(Chart and figure data)
---

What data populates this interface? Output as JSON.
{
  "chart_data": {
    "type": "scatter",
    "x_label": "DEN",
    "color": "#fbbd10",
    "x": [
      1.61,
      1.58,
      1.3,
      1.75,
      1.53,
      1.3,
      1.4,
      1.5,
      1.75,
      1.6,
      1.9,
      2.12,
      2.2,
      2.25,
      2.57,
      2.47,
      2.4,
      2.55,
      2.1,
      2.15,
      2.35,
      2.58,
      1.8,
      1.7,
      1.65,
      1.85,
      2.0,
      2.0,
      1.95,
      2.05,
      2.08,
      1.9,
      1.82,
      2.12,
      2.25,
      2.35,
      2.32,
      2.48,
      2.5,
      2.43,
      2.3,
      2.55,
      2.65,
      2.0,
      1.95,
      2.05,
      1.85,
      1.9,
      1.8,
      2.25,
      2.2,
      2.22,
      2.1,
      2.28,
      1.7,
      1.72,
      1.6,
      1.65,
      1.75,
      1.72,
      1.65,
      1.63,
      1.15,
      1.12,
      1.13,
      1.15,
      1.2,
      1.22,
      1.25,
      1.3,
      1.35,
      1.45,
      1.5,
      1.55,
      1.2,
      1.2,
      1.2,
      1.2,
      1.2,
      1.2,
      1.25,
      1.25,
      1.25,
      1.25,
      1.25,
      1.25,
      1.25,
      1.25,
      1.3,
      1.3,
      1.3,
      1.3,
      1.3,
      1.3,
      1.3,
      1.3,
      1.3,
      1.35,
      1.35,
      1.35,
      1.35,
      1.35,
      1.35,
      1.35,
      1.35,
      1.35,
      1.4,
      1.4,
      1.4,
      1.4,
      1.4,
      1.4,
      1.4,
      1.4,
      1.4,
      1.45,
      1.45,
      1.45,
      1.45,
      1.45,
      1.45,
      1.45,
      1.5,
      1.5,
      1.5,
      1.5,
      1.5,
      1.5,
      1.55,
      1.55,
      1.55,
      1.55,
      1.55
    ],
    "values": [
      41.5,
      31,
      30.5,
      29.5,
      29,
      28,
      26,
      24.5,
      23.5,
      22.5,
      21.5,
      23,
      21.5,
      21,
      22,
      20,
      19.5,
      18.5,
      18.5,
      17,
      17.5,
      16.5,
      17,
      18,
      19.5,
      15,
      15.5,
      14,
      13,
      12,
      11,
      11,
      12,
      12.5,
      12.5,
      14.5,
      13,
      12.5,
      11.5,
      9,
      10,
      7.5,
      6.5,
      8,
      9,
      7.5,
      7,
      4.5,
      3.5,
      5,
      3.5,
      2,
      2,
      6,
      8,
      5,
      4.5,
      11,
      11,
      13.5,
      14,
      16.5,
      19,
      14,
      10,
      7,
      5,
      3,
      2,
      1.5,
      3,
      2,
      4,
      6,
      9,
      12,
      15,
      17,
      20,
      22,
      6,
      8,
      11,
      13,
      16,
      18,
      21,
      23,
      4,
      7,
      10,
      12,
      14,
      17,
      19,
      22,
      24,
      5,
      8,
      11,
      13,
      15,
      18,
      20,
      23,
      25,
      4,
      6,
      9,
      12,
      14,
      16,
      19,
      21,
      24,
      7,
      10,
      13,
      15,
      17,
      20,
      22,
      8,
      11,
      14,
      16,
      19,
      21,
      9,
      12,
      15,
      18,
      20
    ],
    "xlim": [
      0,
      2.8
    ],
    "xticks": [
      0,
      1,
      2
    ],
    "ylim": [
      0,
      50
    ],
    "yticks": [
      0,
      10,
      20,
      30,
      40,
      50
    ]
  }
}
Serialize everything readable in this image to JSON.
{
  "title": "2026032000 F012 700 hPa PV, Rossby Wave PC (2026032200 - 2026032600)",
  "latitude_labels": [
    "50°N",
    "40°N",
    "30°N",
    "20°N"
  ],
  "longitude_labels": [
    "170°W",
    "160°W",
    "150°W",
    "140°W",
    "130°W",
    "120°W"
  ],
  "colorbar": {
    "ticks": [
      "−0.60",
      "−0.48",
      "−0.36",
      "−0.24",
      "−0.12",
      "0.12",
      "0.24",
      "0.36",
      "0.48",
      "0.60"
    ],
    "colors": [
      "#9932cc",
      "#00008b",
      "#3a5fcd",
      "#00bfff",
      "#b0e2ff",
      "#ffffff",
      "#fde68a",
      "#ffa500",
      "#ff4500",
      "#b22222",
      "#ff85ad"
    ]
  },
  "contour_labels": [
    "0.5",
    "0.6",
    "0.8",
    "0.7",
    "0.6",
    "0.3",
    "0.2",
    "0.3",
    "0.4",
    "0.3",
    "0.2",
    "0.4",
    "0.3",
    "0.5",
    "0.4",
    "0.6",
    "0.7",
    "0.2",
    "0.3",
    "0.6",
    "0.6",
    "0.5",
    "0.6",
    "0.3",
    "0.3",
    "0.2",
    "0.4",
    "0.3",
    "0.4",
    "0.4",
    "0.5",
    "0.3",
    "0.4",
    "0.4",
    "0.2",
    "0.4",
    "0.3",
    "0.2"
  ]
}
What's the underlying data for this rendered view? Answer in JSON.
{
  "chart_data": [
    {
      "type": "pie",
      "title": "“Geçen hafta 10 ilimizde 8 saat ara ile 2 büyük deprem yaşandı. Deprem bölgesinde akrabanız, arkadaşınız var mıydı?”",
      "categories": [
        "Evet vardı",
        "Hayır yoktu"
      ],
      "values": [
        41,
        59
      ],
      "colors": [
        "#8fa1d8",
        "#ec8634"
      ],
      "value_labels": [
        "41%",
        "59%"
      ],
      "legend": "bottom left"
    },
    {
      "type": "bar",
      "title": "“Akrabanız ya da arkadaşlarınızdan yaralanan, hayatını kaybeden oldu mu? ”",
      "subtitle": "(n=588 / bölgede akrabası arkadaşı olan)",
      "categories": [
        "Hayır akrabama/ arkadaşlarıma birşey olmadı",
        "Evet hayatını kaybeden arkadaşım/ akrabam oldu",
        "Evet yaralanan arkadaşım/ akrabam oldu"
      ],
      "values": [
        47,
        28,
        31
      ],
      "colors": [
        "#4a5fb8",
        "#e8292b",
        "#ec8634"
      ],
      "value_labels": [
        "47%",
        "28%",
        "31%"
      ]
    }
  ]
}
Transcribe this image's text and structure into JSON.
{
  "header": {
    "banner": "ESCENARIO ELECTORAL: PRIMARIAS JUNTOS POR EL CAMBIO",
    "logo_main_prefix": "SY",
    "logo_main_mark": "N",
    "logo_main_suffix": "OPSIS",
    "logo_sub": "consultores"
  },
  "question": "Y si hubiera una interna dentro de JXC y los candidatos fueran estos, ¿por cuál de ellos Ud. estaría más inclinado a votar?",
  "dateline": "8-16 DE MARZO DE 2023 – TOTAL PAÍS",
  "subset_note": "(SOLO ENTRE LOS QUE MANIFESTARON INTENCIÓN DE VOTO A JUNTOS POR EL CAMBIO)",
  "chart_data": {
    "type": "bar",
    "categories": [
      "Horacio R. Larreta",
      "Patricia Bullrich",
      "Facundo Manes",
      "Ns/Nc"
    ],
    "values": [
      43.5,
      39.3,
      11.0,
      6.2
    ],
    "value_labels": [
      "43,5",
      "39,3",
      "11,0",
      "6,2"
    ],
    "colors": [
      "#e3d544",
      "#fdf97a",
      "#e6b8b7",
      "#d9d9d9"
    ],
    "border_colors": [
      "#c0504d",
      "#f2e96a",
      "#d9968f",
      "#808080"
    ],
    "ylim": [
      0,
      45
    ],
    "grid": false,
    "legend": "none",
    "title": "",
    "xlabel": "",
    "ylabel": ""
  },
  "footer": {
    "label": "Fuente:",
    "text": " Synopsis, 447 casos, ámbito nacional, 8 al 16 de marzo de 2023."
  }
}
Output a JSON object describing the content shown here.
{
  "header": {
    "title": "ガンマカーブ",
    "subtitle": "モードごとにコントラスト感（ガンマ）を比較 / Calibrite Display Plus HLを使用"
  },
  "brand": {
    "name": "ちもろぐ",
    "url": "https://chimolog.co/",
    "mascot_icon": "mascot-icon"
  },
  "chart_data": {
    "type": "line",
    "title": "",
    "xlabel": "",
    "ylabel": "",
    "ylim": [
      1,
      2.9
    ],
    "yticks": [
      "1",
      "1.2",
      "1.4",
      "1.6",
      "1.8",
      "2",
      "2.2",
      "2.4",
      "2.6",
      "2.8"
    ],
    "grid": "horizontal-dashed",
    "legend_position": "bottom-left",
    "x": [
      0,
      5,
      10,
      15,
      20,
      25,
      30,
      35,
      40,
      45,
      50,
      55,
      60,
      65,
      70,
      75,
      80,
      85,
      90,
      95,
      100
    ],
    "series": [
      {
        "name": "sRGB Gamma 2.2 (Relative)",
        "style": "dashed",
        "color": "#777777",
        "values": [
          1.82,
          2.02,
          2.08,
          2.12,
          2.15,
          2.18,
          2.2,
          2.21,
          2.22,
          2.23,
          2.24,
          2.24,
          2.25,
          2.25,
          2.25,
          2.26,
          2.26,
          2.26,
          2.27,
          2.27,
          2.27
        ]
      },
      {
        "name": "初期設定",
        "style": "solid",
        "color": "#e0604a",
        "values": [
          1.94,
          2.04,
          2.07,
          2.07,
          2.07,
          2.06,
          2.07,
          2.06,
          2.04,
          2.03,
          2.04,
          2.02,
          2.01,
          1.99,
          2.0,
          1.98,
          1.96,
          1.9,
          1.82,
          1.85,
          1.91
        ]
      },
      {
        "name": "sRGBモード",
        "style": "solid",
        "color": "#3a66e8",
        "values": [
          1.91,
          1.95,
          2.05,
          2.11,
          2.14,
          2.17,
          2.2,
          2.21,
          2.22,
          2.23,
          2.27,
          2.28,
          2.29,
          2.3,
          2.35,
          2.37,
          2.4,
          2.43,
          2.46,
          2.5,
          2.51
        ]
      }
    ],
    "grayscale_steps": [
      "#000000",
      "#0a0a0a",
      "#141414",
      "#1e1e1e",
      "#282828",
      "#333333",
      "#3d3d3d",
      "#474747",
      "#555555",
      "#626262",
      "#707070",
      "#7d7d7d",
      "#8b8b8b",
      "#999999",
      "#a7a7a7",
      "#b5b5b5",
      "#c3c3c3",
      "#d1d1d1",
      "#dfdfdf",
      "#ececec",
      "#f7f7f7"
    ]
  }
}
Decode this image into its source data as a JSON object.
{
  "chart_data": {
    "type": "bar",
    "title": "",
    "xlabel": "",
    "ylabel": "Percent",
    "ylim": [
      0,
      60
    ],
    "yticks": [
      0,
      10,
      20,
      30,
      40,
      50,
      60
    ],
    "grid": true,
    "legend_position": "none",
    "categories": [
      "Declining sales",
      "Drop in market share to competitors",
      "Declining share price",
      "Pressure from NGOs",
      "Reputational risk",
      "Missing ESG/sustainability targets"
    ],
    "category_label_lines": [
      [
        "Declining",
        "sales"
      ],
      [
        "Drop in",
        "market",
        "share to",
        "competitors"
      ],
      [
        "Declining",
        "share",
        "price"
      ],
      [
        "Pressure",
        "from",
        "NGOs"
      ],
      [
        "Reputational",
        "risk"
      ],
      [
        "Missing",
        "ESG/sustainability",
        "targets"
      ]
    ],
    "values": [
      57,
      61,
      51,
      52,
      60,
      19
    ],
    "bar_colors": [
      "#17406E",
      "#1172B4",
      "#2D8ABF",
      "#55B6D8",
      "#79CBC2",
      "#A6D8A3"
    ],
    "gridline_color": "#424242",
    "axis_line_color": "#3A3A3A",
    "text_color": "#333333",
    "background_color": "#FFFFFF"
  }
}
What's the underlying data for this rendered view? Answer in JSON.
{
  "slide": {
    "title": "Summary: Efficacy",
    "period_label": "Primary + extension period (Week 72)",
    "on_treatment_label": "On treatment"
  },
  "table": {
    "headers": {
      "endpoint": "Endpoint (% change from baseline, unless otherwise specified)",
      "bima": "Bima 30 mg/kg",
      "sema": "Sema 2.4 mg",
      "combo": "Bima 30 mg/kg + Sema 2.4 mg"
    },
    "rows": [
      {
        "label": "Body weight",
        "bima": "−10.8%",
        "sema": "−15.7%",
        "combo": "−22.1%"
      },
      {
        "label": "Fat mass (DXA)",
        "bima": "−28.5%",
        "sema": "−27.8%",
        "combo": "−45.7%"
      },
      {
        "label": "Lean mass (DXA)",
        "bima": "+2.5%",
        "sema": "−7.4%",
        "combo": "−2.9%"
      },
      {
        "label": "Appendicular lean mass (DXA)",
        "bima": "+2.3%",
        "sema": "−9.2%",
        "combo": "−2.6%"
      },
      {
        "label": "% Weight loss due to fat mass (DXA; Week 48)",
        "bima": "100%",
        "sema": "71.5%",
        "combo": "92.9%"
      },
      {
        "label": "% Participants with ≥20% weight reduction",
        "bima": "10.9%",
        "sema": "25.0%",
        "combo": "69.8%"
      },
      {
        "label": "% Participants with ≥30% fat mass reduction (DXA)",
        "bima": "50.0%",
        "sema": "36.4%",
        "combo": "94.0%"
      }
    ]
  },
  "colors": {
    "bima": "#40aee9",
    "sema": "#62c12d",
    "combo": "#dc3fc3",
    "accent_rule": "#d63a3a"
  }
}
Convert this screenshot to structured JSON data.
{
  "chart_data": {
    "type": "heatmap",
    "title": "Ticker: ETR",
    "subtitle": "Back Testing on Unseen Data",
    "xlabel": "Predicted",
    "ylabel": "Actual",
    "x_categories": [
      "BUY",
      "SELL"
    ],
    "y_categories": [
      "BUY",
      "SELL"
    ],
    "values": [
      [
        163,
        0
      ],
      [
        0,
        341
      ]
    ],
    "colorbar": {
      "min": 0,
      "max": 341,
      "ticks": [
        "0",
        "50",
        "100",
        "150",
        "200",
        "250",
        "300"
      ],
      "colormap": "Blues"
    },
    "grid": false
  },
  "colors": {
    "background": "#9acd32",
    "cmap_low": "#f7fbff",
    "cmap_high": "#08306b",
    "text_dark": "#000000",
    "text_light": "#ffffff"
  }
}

---

**PROBLEM REQUIREMENTS:** Select every line of the records holding the string "kaybeden".

**ANSWER TO THIS TASK:**
      "title": "“Akrabanız ya da arkadaşlarınızdan yaralanan, hayatını kaybeden oldu mu? ”",
        "Evet hayatını kaybeden arkadaşım/ akrabam oldu",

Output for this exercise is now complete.